(Directions for this task) Gather from the listing below each line that includes the word "Plug", and copy it.

(Provided records)
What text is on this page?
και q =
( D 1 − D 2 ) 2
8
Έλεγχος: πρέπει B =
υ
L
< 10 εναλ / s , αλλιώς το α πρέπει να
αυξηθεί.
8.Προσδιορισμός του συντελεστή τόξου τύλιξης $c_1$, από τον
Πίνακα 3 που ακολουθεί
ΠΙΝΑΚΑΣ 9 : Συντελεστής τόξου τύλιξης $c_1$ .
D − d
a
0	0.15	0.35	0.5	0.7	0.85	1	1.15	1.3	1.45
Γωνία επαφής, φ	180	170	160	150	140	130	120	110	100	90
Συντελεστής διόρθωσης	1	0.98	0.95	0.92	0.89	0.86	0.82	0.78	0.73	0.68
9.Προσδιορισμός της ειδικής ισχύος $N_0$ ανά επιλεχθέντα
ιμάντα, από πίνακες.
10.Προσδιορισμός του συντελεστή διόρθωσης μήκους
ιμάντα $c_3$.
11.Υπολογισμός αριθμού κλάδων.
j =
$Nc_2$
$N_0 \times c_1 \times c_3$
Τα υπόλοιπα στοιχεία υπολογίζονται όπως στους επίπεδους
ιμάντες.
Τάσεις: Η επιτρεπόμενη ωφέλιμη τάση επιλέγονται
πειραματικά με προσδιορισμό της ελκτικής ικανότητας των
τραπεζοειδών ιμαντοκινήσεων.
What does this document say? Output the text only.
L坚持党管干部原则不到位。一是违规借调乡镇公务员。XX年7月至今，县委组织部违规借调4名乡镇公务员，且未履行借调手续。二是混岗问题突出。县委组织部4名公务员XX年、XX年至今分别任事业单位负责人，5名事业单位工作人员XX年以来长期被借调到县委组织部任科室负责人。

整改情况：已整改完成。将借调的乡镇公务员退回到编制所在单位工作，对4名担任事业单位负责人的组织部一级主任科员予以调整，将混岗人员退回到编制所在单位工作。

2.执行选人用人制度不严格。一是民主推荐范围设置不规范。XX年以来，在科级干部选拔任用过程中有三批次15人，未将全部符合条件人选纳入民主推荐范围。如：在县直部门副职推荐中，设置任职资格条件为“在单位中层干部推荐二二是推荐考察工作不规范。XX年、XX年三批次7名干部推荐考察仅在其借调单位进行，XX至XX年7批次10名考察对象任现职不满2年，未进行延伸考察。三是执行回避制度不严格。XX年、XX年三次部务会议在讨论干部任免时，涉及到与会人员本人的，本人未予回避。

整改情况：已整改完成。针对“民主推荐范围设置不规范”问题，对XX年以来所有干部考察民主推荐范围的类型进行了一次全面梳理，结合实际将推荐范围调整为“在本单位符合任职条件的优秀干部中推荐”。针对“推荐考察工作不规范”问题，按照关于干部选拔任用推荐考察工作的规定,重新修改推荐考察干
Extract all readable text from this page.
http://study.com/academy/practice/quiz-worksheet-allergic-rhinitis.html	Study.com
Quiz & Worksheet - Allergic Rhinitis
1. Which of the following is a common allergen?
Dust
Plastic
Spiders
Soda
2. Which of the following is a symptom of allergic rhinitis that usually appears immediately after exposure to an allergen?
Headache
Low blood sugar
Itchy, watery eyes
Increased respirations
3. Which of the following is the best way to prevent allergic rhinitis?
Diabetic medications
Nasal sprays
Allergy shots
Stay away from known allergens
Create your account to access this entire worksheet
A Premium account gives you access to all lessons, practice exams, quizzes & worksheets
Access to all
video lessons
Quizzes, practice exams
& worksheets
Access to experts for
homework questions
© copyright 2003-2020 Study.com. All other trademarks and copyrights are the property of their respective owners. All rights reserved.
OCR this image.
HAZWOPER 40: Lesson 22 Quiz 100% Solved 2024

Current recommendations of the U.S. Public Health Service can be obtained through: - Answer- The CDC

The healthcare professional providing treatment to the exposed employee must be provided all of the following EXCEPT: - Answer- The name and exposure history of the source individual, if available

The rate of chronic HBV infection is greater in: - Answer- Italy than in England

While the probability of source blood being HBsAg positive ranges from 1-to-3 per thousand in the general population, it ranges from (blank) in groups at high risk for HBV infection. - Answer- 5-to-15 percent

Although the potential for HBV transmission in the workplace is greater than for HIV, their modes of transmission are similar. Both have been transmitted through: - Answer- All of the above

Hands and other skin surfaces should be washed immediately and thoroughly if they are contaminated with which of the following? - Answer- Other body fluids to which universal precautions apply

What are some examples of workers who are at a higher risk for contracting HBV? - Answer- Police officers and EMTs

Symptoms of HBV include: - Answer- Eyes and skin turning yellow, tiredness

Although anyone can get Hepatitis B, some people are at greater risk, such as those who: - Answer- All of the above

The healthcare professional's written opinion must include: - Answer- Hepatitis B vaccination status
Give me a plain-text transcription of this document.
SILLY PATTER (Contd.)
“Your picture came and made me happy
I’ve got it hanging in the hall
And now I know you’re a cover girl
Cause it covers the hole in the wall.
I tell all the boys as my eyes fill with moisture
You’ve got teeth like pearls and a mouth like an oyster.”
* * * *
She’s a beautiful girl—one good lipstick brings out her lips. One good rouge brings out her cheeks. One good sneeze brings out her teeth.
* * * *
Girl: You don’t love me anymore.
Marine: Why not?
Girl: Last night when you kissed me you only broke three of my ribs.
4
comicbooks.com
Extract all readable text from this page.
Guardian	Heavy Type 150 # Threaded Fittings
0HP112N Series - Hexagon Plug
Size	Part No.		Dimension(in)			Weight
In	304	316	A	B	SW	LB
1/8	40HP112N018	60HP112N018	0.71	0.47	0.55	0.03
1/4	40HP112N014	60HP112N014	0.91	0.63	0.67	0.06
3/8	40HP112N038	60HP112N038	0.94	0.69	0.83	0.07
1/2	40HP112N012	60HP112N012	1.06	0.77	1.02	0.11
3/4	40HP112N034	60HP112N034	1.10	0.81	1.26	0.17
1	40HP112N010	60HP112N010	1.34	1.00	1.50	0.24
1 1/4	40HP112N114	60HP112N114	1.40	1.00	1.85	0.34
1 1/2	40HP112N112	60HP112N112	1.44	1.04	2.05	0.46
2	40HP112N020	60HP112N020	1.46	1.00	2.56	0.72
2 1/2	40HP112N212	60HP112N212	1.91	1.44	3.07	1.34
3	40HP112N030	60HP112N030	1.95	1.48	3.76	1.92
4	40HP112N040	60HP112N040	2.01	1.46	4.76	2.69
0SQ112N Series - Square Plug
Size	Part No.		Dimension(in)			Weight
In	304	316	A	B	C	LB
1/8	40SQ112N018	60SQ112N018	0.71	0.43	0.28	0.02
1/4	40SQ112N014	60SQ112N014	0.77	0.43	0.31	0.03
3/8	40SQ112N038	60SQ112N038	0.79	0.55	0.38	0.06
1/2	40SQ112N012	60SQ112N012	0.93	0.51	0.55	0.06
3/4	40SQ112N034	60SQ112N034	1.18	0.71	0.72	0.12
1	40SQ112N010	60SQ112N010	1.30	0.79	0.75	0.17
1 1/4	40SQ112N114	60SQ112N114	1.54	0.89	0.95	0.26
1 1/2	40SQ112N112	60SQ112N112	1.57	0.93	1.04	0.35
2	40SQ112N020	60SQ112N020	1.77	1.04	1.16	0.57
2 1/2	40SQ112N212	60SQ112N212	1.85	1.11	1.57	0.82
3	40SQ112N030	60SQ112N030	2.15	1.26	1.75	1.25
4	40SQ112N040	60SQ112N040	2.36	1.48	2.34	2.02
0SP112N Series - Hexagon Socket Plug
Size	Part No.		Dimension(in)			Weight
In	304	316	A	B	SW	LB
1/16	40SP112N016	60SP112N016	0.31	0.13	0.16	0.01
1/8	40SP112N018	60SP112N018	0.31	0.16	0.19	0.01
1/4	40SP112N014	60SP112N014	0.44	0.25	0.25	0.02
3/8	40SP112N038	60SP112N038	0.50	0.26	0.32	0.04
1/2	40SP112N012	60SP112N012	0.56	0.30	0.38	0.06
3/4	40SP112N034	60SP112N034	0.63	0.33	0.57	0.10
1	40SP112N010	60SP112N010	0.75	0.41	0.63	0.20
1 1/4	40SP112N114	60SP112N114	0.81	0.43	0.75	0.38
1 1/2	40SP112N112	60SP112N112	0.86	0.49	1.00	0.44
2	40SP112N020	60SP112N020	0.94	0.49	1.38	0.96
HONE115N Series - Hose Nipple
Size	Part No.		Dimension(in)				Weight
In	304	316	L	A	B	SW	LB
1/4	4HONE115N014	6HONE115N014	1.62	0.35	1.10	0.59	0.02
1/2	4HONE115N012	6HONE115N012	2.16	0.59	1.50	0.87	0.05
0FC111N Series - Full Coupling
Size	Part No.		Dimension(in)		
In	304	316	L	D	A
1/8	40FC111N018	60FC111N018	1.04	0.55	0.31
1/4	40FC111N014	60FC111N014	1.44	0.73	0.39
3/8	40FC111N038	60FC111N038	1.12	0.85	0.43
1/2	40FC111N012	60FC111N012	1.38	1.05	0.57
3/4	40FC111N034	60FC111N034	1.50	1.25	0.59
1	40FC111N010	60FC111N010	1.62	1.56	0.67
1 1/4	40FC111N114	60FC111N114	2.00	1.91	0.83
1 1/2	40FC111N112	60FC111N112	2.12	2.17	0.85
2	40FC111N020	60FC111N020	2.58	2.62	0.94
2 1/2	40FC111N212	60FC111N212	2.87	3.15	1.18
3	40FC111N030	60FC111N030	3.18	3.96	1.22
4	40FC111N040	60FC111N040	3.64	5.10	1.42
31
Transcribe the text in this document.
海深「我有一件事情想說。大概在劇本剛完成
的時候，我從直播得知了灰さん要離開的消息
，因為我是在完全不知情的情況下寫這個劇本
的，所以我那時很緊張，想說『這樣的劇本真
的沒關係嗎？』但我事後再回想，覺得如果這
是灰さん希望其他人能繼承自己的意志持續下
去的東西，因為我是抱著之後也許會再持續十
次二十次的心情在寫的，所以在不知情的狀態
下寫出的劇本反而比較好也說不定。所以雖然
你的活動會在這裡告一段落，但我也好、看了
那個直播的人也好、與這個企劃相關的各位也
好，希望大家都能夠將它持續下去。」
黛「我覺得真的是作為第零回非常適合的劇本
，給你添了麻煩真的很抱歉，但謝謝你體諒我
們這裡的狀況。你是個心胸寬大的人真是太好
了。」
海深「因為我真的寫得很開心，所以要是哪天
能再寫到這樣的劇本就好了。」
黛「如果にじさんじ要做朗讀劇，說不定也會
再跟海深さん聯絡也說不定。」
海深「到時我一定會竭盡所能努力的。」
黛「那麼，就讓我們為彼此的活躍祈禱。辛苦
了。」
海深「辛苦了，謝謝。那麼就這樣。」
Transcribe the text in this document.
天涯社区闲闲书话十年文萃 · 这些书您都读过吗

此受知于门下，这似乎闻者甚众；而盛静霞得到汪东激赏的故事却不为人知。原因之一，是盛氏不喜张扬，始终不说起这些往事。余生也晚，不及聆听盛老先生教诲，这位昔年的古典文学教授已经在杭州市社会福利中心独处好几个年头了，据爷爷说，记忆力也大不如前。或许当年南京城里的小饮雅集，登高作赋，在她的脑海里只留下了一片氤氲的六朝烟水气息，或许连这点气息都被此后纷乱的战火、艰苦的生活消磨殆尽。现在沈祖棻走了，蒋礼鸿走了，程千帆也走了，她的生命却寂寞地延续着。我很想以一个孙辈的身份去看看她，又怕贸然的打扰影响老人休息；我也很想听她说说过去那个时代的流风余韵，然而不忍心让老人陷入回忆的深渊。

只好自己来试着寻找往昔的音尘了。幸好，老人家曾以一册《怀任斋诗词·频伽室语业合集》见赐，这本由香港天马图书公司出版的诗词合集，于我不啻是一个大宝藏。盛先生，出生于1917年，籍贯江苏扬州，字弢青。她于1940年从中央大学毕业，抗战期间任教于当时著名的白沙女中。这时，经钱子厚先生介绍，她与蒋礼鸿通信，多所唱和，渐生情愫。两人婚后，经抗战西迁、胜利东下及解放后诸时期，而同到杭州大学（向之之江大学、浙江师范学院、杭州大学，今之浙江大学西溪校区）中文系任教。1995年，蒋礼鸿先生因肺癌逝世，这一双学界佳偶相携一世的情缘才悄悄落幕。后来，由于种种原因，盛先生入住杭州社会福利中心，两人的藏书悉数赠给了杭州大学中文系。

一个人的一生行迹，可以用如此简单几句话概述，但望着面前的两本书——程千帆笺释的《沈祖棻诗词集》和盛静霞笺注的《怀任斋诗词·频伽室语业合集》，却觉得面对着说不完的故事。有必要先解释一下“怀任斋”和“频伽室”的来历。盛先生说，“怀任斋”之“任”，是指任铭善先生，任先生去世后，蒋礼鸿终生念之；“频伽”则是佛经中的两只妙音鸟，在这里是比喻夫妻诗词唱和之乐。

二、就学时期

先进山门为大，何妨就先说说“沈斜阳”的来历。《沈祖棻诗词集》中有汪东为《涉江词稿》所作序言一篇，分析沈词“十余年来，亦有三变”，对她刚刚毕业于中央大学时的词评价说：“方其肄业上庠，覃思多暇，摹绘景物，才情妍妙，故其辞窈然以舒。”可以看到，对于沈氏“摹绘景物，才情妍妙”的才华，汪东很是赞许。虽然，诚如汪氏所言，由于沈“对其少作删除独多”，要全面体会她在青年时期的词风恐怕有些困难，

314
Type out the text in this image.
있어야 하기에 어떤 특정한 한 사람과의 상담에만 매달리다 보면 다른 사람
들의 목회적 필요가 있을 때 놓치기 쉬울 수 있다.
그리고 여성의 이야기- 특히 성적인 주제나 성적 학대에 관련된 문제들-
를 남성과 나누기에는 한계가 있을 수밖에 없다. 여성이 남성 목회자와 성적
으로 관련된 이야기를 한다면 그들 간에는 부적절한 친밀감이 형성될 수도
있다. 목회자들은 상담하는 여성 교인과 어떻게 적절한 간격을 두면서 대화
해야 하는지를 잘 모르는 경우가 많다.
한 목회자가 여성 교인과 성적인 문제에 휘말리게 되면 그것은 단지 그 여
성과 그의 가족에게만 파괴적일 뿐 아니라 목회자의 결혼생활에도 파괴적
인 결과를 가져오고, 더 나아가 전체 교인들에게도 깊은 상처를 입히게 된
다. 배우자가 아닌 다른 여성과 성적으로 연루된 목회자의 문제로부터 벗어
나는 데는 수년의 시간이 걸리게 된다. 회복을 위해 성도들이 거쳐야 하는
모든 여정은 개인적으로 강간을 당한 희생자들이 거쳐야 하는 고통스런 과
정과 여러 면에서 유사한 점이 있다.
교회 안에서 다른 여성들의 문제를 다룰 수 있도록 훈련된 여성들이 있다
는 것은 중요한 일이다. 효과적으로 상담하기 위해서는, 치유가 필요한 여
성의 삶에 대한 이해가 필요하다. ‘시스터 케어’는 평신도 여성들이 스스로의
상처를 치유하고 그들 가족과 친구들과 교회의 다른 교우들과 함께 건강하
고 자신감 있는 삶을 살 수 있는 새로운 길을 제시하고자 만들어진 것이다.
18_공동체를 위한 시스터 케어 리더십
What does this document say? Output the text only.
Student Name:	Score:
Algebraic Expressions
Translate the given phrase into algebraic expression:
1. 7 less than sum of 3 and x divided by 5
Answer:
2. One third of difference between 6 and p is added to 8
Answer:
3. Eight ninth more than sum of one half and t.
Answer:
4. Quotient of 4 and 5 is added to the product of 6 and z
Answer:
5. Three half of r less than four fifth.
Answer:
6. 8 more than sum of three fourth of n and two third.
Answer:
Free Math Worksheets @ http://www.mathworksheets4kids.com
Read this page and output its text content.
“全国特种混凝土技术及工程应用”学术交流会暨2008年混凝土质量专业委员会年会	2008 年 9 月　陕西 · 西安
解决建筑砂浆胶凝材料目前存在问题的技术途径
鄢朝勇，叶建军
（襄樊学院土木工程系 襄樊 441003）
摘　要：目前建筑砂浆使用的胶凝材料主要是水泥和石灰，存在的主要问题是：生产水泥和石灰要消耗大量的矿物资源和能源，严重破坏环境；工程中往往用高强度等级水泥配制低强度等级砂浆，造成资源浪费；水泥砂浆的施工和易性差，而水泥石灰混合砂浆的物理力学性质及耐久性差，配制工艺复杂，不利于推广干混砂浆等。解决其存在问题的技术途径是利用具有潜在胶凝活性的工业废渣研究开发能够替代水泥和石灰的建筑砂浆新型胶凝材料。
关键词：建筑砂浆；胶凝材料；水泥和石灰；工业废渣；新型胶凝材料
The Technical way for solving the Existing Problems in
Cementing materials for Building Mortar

(Finished answer)
0HP112N Series - Hexagon Plug
0SQ112N Series - Square Plug
0SP112N Series - Hexagon Socket Plug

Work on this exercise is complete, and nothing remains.